___ Entries supplied

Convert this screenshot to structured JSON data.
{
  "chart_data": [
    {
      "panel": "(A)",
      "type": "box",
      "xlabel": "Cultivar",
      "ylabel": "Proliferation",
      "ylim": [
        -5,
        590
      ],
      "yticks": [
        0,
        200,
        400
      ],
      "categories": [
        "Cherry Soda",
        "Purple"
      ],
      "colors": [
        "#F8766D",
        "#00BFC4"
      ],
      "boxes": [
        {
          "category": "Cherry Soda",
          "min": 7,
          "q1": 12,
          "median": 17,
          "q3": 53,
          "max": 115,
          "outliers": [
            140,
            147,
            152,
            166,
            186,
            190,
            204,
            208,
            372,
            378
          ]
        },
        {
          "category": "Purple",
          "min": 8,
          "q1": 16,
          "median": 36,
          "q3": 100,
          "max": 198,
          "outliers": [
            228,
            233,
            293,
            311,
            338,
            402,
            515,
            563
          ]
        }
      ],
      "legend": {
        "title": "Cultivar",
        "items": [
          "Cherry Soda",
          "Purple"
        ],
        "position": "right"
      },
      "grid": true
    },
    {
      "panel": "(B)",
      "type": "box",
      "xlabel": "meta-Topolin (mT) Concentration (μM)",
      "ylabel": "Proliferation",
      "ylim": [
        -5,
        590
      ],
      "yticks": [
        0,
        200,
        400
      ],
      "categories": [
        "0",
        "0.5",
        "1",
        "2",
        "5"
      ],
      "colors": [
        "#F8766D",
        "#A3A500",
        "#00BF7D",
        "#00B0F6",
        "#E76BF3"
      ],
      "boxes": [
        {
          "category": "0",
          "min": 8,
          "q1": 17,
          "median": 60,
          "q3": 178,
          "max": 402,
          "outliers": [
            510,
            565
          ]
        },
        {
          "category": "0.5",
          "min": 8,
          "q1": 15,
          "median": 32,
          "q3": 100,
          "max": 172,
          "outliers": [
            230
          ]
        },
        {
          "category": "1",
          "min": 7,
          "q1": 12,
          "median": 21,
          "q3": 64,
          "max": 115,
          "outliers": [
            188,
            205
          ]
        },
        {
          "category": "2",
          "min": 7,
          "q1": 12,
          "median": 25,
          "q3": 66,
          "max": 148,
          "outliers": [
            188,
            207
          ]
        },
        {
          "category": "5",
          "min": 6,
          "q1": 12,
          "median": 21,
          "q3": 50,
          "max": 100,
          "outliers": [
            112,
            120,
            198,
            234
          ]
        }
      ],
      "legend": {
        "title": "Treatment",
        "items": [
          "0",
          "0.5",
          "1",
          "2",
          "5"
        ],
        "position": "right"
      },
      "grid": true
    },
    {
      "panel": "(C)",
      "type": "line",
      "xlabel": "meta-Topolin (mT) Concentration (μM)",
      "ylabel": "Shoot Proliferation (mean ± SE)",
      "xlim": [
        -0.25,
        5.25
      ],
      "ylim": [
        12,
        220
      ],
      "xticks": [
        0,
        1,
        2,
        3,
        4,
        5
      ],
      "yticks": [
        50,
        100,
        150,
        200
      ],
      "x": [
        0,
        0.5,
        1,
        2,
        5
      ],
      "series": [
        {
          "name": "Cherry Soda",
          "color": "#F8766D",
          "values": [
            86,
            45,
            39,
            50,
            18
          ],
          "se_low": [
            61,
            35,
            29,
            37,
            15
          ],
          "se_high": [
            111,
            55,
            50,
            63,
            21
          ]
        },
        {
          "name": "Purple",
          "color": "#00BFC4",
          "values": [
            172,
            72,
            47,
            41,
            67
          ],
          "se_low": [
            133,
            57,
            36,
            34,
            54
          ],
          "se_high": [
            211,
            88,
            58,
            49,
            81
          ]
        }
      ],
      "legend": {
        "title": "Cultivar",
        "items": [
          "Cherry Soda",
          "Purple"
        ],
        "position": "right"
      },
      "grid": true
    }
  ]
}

______

__Goal__:
Check every line for "median" and show the ones that have it.

__Answer in full__:
          "median": 17,
          "median": 36,
          "median": 60,
          "median": 32,
          "median": 21,
          "median": 25,
          "median": 21,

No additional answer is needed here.